### WORK TO COMPLETE
Identify the lines that contain the word "ability" and copy each one.

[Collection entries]
──────────
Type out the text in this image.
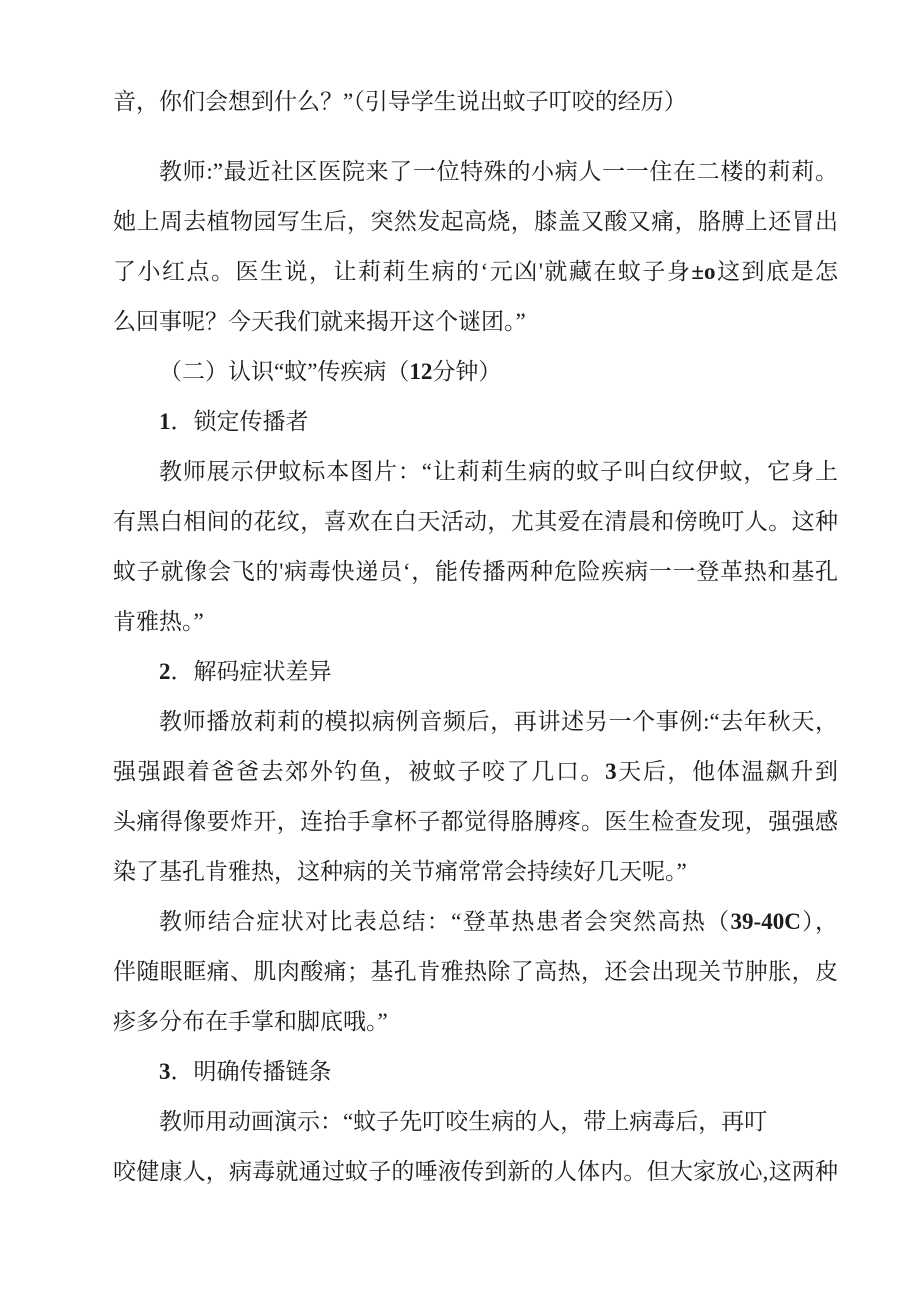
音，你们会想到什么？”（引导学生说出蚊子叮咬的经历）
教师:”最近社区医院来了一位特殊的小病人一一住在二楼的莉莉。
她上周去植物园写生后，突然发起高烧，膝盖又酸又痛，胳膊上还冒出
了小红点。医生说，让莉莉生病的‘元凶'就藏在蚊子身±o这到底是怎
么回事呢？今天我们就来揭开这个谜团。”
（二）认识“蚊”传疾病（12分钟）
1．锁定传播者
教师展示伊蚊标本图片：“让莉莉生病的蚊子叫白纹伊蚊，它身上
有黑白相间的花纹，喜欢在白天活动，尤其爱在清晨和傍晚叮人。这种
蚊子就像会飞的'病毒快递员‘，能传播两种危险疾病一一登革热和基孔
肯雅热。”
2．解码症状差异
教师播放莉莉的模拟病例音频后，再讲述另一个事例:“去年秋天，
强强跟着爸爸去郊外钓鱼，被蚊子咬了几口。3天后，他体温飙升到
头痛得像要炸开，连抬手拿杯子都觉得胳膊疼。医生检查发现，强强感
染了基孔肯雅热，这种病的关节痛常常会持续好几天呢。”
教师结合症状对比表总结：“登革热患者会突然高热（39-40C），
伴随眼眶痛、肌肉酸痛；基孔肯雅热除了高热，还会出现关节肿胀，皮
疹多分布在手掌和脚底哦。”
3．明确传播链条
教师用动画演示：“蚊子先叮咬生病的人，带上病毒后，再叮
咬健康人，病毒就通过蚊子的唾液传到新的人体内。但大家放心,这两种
──────────
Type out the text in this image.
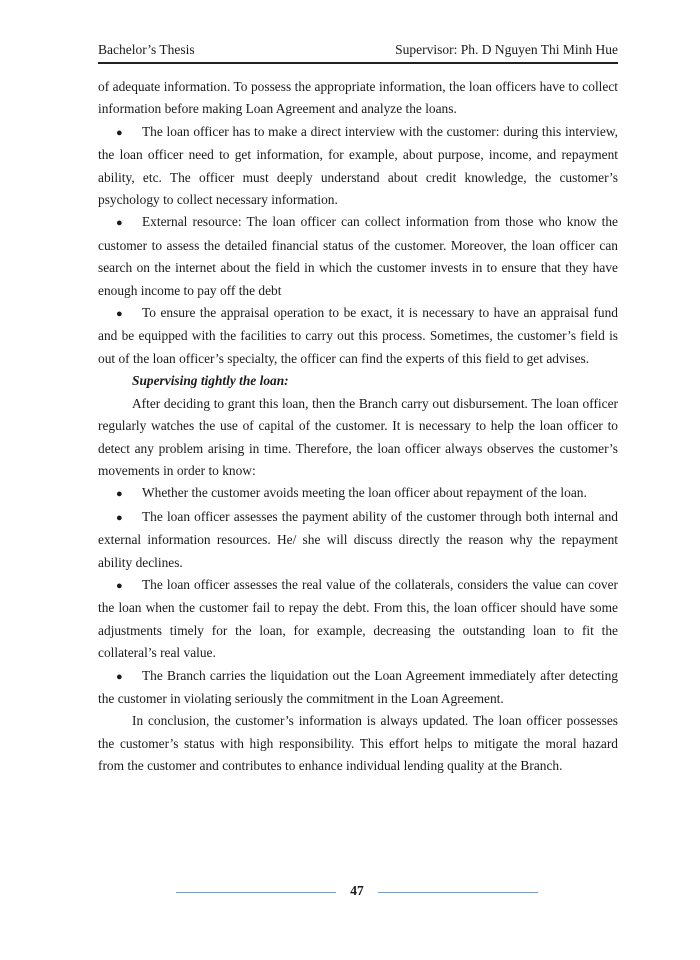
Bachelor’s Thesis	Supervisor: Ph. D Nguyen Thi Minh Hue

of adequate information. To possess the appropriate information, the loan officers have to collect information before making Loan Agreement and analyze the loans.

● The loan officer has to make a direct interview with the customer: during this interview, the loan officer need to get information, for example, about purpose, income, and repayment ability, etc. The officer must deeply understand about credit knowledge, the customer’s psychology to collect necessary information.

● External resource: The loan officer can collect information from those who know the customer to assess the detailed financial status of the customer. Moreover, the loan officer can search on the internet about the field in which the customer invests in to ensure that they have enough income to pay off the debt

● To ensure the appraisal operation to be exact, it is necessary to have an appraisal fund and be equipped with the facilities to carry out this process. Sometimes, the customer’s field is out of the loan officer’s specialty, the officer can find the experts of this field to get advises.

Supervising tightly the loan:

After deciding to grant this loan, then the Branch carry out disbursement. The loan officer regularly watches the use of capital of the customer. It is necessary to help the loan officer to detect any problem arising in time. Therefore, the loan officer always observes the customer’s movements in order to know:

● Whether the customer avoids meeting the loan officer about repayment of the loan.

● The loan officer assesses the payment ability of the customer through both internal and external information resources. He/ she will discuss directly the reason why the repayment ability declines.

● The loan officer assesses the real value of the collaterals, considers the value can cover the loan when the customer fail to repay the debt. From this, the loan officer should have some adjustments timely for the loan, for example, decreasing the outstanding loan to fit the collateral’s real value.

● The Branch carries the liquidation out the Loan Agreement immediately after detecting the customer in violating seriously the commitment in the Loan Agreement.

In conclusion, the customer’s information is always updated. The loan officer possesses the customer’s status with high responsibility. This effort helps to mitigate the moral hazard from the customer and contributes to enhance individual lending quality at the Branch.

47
──────────
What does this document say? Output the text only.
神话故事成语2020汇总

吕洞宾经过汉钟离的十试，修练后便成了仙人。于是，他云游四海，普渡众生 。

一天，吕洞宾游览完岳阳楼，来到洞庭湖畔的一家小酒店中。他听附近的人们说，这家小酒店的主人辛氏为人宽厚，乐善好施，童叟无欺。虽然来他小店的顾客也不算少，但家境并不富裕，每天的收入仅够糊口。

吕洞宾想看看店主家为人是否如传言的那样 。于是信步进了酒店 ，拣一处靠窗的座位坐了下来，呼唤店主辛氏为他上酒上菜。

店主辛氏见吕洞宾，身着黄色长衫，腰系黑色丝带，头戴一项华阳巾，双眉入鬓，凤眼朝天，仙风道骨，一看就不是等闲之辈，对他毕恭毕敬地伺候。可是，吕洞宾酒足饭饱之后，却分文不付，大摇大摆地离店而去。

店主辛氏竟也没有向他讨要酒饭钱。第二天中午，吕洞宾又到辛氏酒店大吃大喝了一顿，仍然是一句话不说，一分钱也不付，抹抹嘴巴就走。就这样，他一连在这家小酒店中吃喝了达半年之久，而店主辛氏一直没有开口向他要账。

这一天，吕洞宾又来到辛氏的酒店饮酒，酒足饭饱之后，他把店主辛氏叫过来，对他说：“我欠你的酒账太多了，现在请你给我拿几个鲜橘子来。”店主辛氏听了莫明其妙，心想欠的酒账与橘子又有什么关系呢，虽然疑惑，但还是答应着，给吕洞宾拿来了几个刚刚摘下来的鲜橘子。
──────────
### ANSWER IN FULL
● The loan officer has to make a direct interview with the customer: during this interview, the loan officer need to get information, for example, about purpose, income, and repayment ability, etc. The officer must deeply understand about credit knowledge, the customer’s psychology to collect necessary information.
● The loan officer assesses the payment ability of the customer through both internal and external information resources. He/ she will discuss directly the reason why the repayment ability declines.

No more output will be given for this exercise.